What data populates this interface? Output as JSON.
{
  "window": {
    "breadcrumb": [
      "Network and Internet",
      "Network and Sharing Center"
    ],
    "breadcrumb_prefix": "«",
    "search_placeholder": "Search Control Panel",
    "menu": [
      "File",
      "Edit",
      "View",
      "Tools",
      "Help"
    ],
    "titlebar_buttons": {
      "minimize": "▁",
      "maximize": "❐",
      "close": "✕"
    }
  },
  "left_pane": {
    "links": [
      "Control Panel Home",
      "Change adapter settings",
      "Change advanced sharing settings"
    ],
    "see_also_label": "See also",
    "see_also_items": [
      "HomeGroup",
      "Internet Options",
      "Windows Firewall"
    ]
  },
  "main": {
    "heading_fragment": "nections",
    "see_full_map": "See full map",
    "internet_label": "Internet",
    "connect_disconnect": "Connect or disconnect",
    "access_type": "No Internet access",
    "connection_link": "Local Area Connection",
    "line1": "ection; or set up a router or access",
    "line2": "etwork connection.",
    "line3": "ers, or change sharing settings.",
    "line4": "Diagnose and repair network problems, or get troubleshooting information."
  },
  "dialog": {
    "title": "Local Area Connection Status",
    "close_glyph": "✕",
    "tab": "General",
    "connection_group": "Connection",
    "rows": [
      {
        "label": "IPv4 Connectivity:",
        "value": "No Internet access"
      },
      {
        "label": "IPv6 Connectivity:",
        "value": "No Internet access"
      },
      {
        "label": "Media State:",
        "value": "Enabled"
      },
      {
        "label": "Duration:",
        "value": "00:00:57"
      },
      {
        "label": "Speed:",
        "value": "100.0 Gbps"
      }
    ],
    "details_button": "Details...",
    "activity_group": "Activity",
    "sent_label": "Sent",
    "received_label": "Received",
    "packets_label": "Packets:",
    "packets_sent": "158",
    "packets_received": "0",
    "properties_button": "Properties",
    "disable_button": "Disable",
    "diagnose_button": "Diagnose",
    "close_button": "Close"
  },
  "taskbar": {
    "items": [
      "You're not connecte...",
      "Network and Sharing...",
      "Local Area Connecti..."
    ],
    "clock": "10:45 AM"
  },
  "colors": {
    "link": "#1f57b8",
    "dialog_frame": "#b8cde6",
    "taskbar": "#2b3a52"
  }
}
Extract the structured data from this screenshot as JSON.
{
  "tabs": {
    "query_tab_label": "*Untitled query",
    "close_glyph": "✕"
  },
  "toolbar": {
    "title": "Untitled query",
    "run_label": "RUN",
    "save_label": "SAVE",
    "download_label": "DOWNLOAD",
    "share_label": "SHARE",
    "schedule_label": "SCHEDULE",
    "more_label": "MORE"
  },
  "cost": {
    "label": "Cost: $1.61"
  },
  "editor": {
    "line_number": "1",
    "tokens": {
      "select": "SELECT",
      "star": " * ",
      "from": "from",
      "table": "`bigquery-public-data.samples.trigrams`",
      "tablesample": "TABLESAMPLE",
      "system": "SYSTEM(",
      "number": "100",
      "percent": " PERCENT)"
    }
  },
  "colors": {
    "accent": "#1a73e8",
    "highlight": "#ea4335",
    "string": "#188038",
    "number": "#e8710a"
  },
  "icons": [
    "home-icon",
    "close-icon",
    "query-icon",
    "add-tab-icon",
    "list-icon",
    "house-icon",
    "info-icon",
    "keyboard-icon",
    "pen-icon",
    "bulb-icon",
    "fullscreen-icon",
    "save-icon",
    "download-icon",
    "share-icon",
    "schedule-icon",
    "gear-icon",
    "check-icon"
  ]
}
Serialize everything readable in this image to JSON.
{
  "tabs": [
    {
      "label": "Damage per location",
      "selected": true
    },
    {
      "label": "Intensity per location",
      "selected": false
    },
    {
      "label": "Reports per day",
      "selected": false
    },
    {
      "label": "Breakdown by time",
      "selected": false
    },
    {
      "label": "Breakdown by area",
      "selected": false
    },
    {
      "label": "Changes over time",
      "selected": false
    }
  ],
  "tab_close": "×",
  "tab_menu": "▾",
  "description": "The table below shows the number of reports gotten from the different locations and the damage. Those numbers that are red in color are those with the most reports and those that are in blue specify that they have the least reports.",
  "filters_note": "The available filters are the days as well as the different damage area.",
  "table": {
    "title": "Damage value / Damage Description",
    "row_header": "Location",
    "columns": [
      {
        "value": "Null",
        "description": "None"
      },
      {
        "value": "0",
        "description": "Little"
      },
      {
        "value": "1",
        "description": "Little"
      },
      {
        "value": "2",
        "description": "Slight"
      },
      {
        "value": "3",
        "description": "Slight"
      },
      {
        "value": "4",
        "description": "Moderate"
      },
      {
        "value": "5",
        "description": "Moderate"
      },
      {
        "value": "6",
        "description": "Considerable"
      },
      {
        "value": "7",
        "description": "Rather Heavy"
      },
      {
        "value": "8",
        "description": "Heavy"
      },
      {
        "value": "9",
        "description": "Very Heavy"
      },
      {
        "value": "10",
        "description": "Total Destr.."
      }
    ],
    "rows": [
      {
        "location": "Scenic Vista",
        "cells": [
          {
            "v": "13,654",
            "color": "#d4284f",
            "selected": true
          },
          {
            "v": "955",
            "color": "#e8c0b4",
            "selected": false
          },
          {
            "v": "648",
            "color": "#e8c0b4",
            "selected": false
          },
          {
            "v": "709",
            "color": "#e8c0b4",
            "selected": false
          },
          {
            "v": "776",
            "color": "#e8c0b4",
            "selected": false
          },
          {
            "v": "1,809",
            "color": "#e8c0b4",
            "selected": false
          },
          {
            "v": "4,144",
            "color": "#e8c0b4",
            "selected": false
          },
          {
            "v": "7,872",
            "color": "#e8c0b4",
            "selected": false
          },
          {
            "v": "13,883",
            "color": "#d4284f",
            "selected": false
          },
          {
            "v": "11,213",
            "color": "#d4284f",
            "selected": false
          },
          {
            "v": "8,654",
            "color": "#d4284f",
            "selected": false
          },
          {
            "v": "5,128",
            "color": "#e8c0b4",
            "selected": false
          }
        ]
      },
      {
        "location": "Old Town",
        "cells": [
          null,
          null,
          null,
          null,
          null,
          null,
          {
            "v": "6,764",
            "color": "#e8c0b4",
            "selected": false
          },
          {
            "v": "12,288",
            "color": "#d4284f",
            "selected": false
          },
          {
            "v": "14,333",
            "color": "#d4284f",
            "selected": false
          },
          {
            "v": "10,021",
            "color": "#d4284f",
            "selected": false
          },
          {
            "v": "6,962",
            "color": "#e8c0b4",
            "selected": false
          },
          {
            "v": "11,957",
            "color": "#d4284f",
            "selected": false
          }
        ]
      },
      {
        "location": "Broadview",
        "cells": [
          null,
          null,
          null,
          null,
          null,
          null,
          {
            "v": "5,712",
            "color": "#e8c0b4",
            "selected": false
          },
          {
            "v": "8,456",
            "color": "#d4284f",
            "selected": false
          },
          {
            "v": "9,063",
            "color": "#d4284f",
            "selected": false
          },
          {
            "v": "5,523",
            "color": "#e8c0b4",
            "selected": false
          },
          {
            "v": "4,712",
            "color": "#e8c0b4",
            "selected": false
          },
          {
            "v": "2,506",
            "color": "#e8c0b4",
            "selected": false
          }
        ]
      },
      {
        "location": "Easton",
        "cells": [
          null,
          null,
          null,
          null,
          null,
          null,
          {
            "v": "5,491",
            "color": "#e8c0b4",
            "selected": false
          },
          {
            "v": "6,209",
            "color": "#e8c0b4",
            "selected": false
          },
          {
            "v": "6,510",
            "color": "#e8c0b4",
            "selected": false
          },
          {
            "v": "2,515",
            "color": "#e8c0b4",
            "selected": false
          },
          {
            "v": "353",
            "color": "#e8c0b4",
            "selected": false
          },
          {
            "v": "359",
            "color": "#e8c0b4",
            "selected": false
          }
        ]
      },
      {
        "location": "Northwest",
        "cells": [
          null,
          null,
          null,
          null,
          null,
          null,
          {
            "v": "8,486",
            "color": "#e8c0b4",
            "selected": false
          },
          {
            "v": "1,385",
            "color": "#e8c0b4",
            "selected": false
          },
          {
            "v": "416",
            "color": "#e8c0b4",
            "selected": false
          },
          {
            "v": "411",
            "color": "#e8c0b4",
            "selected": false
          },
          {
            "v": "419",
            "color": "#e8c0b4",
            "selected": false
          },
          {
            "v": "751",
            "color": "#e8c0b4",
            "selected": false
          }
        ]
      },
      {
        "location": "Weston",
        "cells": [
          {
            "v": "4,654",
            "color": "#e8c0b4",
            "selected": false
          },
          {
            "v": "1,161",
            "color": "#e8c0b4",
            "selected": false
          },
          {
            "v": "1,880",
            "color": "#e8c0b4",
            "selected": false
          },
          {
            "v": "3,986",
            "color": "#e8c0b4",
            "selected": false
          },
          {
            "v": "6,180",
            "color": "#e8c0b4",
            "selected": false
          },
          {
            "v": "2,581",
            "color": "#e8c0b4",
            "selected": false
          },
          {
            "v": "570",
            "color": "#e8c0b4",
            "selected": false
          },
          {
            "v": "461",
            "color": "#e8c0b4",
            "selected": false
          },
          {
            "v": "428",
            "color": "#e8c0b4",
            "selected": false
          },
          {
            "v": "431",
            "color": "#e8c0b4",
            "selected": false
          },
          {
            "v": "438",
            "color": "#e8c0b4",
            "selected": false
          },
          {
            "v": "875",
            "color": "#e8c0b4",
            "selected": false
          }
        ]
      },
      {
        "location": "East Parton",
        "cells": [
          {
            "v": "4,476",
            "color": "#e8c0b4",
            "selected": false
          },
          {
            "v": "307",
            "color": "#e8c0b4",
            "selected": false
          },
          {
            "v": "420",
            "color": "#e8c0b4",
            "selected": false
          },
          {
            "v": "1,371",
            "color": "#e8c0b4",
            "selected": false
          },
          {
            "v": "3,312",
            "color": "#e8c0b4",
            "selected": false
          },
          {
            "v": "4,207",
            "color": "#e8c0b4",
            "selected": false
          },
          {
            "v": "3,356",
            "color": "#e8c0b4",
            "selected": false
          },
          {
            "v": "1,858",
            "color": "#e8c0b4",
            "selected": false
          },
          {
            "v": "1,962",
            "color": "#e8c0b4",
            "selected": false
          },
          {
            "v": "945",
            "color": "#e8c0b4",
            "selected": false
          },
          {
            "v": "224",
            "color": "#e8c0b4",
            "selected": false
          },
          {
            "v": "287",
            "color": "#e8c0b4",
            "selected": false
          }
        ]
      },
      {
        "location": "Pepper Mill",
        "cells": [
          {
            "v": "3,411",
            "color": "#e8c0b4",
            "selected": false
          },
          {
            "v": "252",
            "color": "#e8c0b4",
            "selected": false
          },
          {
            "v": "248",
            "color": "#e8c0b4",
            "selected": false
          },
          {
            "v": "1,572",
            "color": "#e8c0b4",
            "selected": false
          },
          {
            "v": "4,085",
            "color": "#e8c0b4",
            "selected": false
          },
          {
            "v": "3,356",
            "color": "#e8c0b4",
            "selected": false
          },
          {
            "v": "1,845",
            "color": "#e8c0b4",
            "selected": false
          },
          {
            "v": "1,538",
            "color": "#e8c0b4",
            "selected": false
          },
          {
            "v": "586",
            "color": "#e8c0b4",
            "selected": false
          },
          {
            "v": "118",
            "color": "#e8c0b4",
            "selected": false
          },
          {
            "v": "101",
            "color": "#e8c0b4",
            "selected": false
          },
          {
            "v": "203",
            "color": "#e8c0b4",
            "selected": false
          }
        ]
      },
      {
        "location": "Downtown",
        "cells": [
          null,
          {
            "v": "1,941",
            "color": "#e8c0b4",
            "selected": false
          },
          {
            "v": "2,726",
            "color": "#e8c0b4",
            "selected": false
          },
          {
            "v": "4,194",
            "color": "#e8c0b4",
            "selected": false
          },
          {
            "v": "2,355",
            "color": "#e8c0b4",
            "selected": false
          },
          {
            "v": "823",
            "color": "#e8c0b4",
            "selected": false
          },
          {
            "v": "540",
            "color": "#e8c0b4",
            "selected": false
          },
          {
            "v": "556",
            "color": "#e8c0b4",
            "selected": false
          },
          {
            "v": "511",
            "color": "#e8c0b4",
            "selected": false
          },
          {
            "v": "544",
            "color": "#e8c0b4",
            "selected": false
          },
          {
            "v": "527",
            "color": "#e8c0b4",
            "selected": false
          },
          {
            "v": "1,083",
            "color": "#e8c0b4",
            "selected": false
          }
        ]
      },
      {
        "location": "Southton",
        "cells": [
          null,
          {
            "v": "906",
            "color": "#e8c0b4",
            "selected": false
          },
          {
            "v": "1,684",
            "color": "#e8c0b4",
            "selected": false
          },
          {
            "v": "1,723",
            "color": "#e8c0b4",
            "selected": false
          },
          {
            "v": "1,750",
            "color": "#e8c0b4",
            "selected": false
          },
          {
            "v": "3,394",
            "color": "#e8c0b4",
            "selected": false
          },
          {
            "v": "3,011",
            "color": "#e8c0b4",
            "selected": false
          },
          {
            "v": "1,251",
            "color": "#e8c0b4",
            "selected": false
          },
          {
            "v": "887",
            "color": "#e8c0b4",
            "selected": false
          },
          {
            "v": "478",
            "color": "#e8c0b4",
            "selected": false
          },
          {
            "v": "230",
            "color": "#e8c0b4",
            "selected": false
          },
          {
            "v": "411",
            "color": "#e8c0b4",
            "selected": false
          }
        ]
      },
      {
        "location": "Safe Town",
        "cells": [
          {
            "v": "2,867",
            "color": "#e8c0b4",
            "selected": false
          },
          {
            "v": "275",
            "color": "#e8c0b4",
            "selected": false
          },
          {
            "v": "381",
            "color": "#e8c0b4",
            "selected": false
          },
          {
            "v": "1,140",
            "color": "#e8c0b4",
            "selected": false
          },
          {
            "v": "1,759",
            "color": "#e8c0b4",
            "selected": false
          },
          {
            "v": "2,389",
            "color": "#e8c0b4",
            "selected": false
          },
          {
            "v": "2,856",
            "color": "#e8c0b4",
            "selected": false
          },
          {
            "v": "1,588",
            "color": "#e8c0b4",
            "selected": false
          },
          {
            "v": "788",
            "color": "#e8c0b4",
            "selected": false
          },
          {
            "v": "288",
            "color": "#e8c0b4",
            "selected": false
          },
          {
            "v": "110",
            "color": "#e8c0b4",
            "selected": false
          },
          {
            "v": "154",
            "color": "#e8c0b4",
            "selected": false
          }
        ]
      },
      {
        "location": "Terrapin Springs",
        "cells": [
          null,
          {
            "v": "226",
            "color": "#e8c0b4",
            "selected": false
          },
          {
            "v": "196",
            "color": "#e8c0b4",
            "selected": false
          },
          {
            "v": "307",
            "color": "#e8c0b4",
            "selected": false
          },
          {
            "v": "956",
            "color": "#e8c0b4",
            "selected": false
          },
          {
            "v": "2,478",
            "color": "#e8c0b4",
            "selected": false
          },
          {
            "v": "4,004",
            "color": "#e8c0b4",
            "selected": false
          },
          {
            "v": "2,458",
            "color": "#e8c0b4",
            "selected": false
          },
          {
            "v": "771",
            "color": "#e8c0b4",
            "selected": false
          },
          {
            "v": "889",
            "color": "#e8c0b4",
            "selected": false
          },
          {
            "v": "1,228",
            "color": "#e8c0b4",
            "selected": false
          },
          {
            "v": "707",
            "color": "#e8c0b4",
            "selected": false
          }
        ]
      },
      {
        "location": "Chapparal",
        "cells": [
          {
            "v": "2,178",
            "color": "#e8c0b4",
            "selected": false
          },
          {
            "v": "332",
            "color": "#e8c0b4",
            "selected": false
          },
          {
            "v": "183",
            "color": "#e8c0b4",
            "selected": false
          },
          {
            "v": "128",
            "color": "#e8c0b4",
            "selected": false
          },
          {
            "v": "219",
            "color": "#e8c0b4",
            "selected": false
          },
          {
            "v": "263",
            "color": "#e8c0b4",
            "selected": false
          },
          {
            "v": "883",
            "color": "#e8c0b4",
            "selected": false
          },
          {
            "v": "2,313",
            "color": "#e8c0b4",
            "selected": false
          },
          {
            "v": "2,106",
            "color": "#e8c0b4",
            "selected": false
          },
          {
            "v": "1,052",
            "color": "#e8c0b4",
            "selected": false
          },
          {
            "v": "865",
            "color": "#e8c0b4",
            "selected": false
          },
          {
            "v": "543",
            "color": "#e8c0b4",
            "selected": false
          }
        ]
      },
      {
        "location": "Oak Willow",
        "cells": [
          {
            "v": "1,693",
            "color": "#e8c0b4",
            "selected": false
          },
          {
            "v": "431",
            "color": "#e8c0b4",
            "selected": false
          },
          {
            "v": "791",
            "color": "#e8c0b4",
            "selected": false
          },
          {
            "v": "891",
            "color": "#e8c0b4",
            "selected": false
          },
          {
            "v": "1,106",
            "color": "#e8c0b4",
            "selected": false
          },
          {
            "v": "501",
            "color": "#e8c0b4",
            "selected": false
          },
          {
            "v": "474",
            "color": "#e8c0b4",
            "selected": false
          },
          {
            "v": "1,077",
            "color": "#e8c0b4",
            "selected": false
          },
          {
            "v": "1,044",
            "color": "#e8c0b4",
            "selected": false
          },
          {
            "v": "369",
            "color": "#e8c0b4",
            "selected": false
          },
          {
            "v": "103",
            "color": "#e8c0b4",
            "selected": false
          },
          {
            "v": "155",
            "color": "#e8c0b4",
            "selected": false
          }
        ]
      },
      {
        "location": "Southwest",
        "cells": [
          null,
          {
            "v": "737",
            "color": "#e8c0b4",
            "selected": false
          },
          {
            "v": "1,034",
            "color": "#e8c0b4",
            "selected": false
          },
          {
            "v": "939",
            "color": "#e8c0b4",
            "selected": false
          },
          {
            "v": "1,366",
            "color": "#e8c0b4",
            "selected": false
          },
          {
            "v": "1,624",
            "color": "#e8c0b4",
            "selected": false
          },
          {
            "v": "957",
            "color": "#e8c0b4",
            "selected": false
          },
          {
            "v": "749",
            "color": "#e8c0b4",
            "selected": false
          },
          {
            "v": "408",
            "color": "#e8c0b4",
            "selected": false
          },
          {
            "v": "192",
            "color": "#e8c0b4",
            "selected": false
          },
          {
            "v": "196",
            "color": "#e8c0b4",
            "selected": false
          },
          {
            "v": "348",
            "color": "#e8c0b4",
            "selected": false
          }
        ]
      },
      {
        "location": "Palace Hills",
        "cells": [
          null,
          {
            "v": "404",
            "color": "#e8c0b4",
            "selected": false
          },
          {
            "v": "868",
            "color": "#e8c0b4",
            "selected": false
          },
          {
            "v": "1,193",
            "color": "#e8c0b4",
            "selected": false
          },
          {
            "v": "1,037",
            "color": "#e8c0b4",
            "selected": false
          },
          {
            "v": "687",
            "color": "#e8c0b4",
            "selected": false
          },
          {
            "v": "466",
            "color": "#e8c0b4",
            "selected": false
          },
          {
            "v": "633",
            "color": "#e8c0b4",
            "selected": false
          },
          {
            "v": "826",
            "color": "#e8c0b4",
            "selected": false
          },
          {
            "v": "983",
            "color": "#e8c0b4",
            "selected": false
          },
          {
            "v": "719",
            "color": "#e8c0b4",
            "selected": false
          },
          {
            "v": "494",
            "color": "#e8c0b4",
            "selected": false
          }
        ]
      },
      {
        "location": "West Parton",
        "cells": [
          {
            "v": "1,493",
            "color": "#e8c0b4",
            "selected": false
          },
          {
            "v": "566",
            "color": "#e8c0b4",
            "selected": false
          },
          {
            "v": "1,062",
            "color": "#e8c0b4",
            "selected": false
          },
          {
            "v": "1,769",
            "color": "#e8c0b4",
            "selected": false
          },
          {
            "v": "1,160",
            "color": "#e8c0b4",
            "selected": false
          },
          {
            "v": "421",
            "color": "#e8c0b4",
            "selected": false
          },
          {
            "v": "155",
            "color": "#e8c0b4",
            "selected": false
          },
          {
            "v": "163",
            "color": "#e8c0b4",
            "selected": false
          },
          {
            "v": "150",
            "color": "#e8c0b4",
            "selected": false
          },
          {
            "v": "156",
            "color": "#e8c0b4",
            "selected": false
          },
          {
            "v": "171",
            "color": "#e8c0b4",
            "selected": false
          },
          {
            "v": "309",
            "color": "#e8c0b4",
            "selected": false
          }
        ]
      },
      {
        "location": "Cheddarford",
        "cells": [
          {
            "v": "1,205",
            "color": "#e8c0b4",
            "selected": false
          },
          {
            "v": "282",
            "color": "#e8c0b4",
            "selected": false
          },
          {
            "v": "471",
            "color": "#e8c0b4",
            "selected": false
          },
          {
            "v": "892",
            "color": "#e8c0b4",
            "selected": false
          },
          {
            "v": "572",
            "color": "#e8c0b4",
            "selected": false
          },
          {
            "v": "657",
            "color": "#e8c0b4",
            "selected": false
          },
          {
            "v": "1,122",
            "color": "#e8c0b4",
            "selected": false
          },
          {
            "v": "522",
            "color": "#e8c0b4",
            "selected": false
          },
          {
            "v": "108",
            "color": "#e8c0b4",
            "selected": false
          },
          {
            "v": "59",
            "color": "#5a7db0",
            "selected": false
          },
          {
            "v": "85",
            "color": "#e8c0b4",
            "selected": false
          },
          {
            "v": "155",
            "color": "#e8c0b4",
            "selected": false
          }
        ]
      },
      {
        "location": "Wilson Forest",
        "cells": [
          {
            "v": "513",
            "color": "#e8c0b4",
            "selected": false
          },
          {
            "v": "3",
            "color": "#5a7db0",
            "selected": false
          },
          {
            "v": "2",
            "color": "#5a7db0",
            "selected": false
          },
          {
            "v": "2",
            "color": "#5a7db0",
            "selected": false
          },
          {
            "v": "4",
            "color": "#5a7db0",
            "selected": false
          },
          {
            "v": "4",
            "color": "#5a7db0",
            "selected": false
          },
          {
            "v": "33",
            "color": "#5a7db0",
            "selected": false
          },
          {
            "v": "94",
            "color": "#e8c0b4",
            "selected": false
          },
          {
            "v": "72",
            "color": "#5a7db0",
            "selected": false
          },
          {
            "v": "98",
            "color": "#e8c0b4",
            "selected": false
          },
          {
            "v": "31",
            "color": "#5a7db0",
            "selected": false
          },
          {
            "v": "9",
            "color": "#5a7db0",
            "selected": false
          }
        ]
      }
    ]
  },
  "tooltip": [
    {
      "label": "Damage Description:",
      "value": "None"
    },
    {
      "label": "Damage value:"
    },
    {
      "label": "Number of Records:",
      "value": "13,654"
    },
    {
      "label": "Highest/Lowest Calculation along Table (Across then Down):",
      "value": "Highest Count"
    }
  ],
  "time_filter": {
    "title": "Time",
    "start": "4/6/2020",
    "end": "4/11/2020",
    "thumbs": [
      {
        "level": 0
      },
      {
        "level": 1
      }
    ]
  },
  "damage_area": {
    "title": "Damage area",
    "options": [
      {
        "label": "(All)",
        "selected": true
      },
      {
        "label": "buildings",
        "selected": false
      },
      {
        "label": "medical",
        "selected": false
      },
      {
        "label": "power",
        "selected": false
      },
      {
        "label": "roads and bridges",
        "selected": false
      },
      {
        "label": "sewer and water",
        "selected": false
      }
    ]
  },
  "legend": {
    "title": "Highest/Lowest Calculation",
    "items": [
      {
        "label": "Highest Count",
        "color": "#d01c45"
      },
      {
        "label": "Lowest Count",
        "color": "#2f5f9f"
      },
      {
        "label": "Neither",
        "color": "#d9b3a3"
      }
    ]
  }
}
☆ ☆ ☆ ☆ ☆
§ Stated task
List every line above that contains the word "Highest".

§ Finished exercise
      "label": "Highest/Lowest Calculation along Table (Across then Down):",
      "value": "Highest Count"
    "title": "Highest/Lowest Calculation",
        "label": "Highest Count",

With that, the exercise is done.